Exercise prompt
Revise the material from its first line through the line containing "7, 271, 41]", inclusive, so that "location" becomes "bounding box" and nothing else changes. Return only those revised lines.

Stored data
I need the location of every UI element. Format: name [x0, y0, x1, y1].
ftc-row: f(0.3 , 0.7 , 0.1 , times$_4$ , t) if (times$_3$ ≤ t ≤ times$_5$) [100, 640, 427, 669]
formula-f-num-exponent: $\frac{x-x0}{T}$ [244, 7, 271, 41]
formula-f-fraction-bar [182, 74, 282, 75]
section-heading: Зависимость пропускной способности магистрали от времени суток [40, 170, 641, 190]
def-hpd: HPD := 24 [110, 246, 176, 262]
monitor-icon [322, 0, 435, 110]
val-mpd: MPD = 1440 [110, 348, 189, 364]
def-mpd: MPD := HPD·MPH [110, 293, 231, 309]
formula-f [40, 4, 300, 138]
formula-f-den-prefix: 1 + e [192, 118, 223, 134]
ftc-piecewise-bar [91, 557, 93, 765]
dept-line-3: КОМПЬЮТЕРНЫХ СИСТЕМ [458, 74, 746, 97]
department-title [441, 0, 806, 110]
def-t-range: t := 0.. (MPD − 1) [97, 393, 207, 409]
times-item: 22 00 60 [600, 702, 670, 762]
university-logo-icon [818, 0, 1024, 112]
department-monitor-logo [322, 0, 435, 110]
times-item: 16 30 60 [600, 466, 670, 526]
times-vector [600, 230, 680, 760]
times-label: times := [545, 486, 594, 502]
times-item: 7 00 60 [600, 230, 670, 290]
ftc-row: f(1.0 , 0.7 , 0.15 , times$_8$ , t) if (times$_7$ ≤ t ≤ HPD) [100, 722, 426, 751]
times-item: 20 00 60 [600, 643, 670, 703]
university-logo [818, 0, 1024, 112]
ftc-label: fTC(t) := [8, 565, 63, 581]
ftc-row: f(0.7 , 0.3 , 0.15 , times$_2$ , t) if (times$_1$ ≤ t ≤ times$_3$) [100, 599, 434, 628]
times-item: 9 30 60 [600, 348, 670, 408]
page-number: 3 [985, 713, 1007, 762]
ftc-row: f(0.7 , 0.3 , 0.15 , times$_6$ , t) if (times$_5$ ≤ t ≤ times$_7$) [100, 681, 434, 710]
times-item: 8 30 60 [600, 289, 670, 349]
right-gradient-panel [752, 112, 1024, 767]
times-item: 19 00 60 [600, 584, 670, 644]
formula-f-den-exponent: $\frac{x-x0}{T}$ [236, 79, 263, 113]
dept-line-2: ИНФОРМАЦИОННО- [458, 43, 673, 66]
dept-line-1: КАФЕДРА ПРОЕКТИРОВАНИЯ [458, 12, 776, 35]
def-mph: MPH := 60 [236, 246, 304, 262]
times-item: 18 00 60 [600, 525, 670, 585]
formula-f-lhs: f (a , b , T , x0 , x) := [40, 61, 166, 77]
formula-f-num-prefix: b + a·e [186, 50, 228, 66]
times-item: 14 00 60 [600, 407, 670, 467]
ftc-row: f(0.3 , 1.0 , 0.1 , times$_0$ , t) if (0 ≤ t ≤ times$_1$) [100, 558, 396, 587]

Completed task
I need the bounding box of every UI element. Format: name [x0, y0, x1, y1].
ftc-row: f(0.3 , 0.7 , 0.1 , times$_4$ , t) if (times$_3$ ≤ t ≤ times$_5$) [100, 640, 427, 669]
formula-f-num-exponent: $\frac{x-x0}{T}$ [244, 7, 271, 41]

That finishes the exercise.